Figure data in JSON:
+---+

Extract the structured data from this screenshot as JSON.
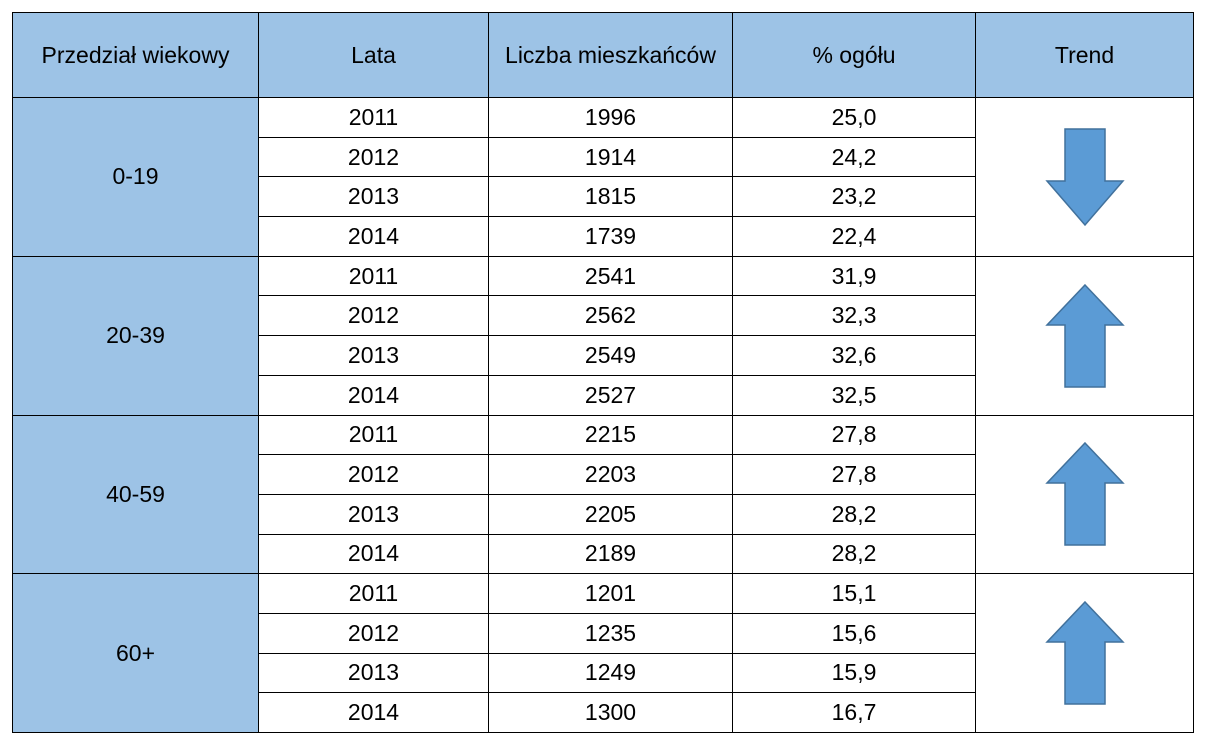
{
  "table": {
    "header": [
      "Przedział wiekowy",
      "Lata",
      "Liczba mieszkańców",
      "% ogółu",
      "Trend"
    ],
    "groups": [
      {
        "age": "0-19",
        "rows": [
          [
            "2011",
            "1996",
            "25,0"
          ],
          [
            "2012",
            "1914",
            "24,2"
          ],
          [
            "2013",
            "1815",
            "23,2"
          ],
          [
            "2014",
            "1739",
            "22,4"
          ]
        ]
      },
      {
        "age": "20-39",
        "rows": [
          [
            "2011",
            "2541",
            "31,9"
          ],
          [
            "2012",
            "2562",
            "32,3"
          ],
          [
            "2013",
            "2549",
            "32,6"
          ],
          [
            "2014",
            "2527",
            "32,5"
          ]
        ]
      },
      {
        "age": "40-59",
        "rows": [
          [
            "2011",
            "2215",
            "27,8"
          ],
          [
            "2012",
            "2203",
            "27,8"
          ],
          [
            "2013",
            "2205",
            "28,2"
          ],
          [
            "2014",
            "2189",
            "28,2"
          ]
        ]
      },
      {
        "age": "60+",
        "rows": [
          [
            "2011",
            "1201",
            "15,1"
          ],
          [
            "2012",
            "1235",
            "15,6"
          ],
          [
            "2013",
            "1249",
            "15,9"
          ],
          [
            "2014",
            "1300",
            "16,7"
          ]
        ]
      }
    ]
  }
}
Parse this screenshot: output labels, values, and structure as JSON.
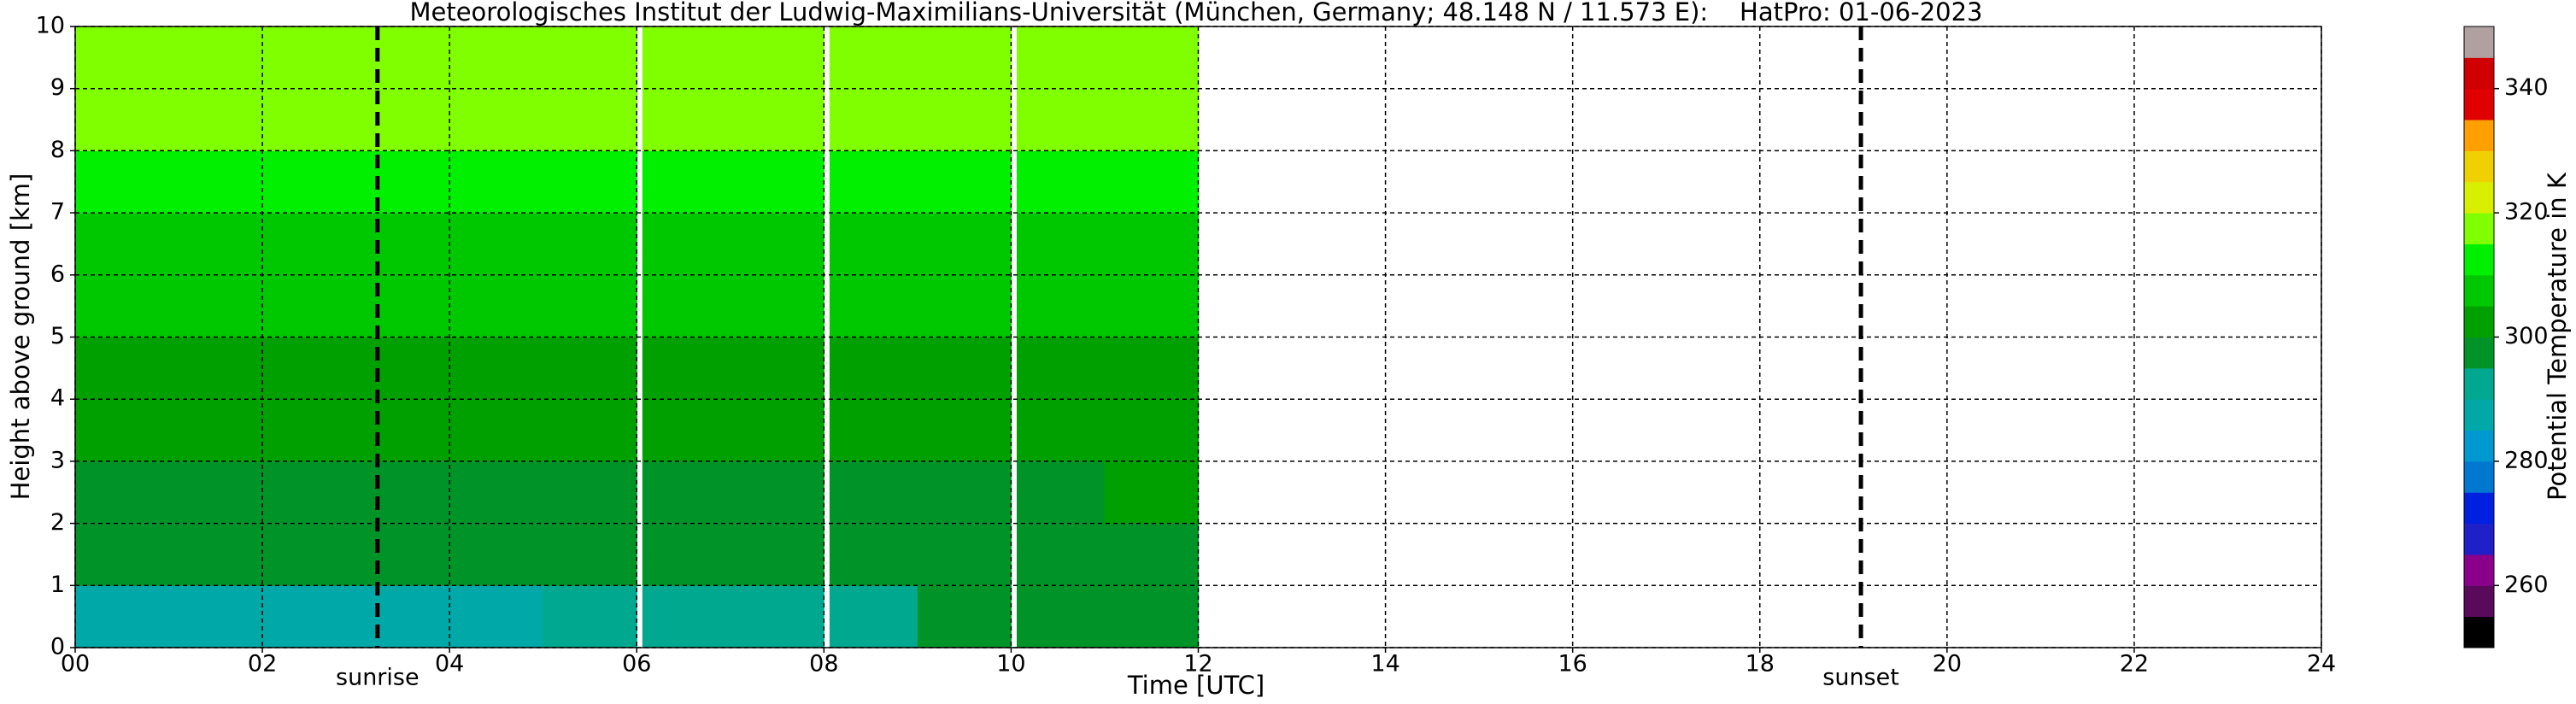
{
  "chart_data": {
    "type": "heatmap",
    "title": "Meteorologisches Institut der Ludwig-Maximilians-Universität (München, Germany; 48.148 N / 11.573 E):    HatPro: 01-06-2023",
    "x_label": "Time [UTC]",
    "y_label": "Height above ground [km]",
    "colorbar_label": "Potential Temperature in K",
    "xlim": [
      0,
      24
    ],
    "xticks": [
      {
        "value": 0,
        "label": "00"
      },
      {
        "value": 2,
        "label": "02"
      },
      {
        "value": 4,
        "label": "04"
      },
      {
        "value": 6,
        "label": "06"
      },
      {
        "value": 8,
        "label": "08"
      },
      {
        "value": 10,
        "label": "10"
      },
      {
        "value": 12,
        "label": "12"
      },
      {
        "value": 14,
        "label": "14"
      },
      {
        "value": 16,
        "label": "16"
      },
      {
        "value": 18,
        "label": "18"
      },
      {
        "value": 20,
        "label": "20"
      },
      {
        "value": 22,
        "label": "22"
      },
      {
        "value": 24,
        "label": "24"
      }
    ],
    "ylim": [
      0,
      10
    ],
    "yticks": [
      0,
      1,
      2,
      3,
      4,
      5,
      6,
      7,
      8,
      9,
      10
    ],
    "grid": true,
    "x_bins": [
      0,
      1,
      2,
      3,
      4,
      5,
      6,
      6.06,
      7,
      8,
      8.06,
      9,
      10,
      10.06,
      11,
      12
    ],
    "y_bins": [
      0,
      1,
      2,
      3,
      4,
      5,
      6,
      7,
      8,
      9,
      10
    ],
    "values": [
      [
        289,
        289,
        289,
        289,
        289,
        290,
        null,
        291,
        292,
        null,
        294,
        295,
        null,
        297,
        298
      ],
      [
        297,
        297,
        297,
        297,
        297,
        297,
        null,
        297,
        297,
        null,
        297,
        298,
        null,
        298,
        299
      ],
      [
        299,
        299,
        299,
        299,
        299,
        299,
        null,
        299,
        299,
        null,
        299,
        299,
        null,
        299,
        300
      ],
      [
        301,
        301,
        301,
        301,
        301,
        301,
        null,
        301,
        301,
        null,
        301,
        301,
        null,
        301,
        301
      ],
      [
        303,
        303,
        303,
        303,
        303,
        303,
        null,
        303,
        303,
        null,
        303,
        303,
        null,
        303,
        303
      ],
      [
        306,
        306,
        306,
        306,
        306,
        306,
        null,
        306,
        306,
        null,
        306,
        306,
        null,
        306,
        306
      ],
      [
        309,
        309,
        309,
        309,
        309,
        309,
        null,
        309,
        309,
        null,
        309,
        309,
        null,
        309,
        309
      ],
      [
        312,
        312,
        312,
        312,
        312,
        312,
        null,
        312,
        312,
        null,
        312,
        312,
        null,
        312,
        312
      ],
      [
        315,
        315,
        315,
        315,
        315,
        315,
        null,
        315,
        315,
        null,
        315,
        315,
        null,
        315,
        315
      ],
      [
        318,
        318,
        318,
        318,
        318,
        318,
        null,
        318,
        318,
        null,
        318,
        318,
        null,
        318,
        318
      ]
    ],
    "clim": [
      250,
      350
    ],
    "cticks": [
      260,
      280,
      300,
      320,
      340
    ],
    "colors": [
      "#000000",
      "#5a0a5a",
      "#8a008a",
      "#2020c8",
      "#0020e0",
      "#0078d0",
      "#0098d0",
      "#00a8a8",
      "#00a890",
      "#009428",
      "#00a000",
      "#00c800",
      "#00f000",
      "#80ff00",
      "#d8f000",
      "#f0d000",
      "#ffa000",
      "#e00000",
      "#d00000",
      "#b0a0a0"
    ],
    "annotations": [
      {
        "label": "sunrise",
        "x": 3.23
      },
      {
        "label": "sunset",
        "x": 19.08
      }
    ]
  }
}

+---+

_WHAT IS REQUIRED:_ Transcribe every entry word for word, but omit the pictures.

_COMPLETED TASK:_
Extract the structured data from this screenshot as JSON.
{
  "table": {
    "header": [
      "Przedział wiekowy",
      "Lata",
      "Liczba mieszkańców",
      "% ogółu",
      "Trend"
    ],
    "groups": [
      {
        "age": "0-19",
        "rows": [
          [
            "2011",
            "1996",
            "25,0"
          ],
          [
            "2012",
            "1914",
            "24,2"
          ],
          [
            "2013",
            "1815",
            "23,2"
          ],
          [
            "2014",
            "1739",
            "22,4"
          ]
        ]
      },
      {
        "age": "20-39",
        "rows": [
          [
            "2011",
            "2541",
            "31,9"
          ],
          [
            "2012",
            "2562",
            "32,3"
          ],
          [
            "2013",
            "2549",
            "32,6"
          ],
          [
            "2014",
            "2527",
            "32,5"
          ]
        ]
      },
      {
        "age": "40-59",
        "rows": [
          [
            "2011",
            "2215",
            "27,8"
          ],
          [
            "2012",
            "2203",
            "27,8"
          ],
          [
            "2013",
            "2205",
            "28,2"
          ],
          [
            "2014",
            "2189",
            "28,2"
          ]
        ]
      },
      {
        "age": "60+",
        "rows": [
          [
            "2011",
            "1201",
            "15,1"
          ],
          [
            "2012",
            "1235",
            "15,6"
          ],
          [
            "2013",
            "1249",
            "15,9"
          ],
          [
            "2014",
            "1300",
            "16,7"
          ]
        ]
      }
    ]
  }
}
Parse this screenshot: output labels, values, and structure as JSON.
{
  "chart_data": {
    "type": "heatmap",
    "title": "Meteorologisches Institut der Ludwig-Maximilians-Universität (München, Germany; 48.148 N / 11.573 E):    HatPro: 01-06-2023",
    "x_label": "Time [UTC]",
    "y_label": "Height above ground [km]",
    "colorbar_label": "Potential Temperature in K",
    "xlim": [
      0,
      24
    ],
    "xticks": [
      {
        "value": 0,
        "label": "00"
      },
      {
        "value": 2,
        "label": "02"
      },
      {
        "value": 4,
        "label": "04"
      },
      {
        "value": 6,
        "label": "06"
      },
      {
        "value": 8,
        "label": "08"
      },
      {
        "value": 10,
        "label": "10"
      },
      {
        "value": 12,
        "label": "12"
      },
      {
        "value": 14,
        "label": "14"
      },
      {
        "value": 16,
        "label": "16"
      },
      {
        "value": 18,
        "label": "18"
      },
      {
        "value": 20,
        "label": "20"
      },
      {
        "value": 22,
        "label": "22"
      },
      {
        "value": 24,
        "label": "24"
      }
    ],
    "ylim": [
      0,
      10
    ],
    "yticks": [
      0,
      1,
      2,
      3,
      4,
      5,
      6,
      7,
      8,
      9,
      10
    ],
    "grid": true,
    "x_bins": [
      0,
      1,
      2,
      3,
      4,
      5,
      6,
      6.06,
      7,
      8,
      8.06,
      9,
      10,
      10.06,
      11,
      12
    ],
    "y_bins": [
      0,
      1,
      2,
      3,
      4,
      5,
      6,
      7,
      8,
      9,
      10
    ],
    "values": [
      [
        289,
        289,
        289,
        289,
        289,
        290,
        null,
        291,
        292,
        null,
        294,
        295,
        null,
        297,
        298
      ],
      [
        297,
        297,
        297,
        297,
        297,
        297,
        null,
        297,
        297,
        null,
        297,
        298,
        null,
        298,
        299
      ],
      [
        299,
        299,
        299,
        299,
        299,
        299,
        null,
        299,
        299,
        null,
        299,
        299,
        null,
        299,
        300
      ],
      [
        301,
        301,
        301,
        301,
        301,
        301,
        null,
        301,
        301,
        null,
        301,
        301,
        null,
        301,
        301
      ],
      [
        303,
        303,
        303,
        303,
        303,
        303,
        null,
        303,
        303,
        null,
        303,
        303,
        null,
        303,
        303
      ],
      [
        306,
        306,
        306,
        306,
        306,
        306,
        null,
        306,
        306,
        null,
        306,
        306,
        null,
        306,
        306
      ],
      [
        309,
        309,
        309,
        309,
        309,
        309,
        null,
        309,
        309,
        null,
        309,
        309,
        null,
        309,
        309
      ],
      [
        312,
        312,
        312,
        312,
        312,
        312,
        null,
        312,
        312,
        null,
        312,
        312,
        null,
        312,
        312
      ],
      [
        315,
        315,
        315,
        315,
        315,
        315,
        null,
        315,
        315,
        null,
        315,
        315,
        null,
        315,
        315
      ],
      [
        318,
        318,
        318,
        318,
        318,
        318,
        null,
        318,
        318,
        null,
        318,
        318,
        null,
        318,
        318
      ]
    ],
    "clim": [
      250,
      350
    ],
    "cticks": [
      260,
      280,
      300,
      320,
      340
    ],
    "colors": [
      "#000000",
      "#5a0a5a",
      "#8a008a",
      "#2020c8",
      "#0020e0",
      "#0078d0",
      "#0098d0",
      "#00a8a8",
      "#00a890",
      "#009428",
      "#00a000",
      "#00c800",
      "#00f000",
      "#80ff00",
      "#d8f000",
      "#f0d000",
      "#ffa000",
      "#e00000",
      "#d00000",
      "#b0a0a0"
    ],
    "annotations": [
      {
        "label": "sunrise",
        "x": 3.23
      },
      {
        "label": "sunset",
        "x": 19.08
      }
    ]
  }
}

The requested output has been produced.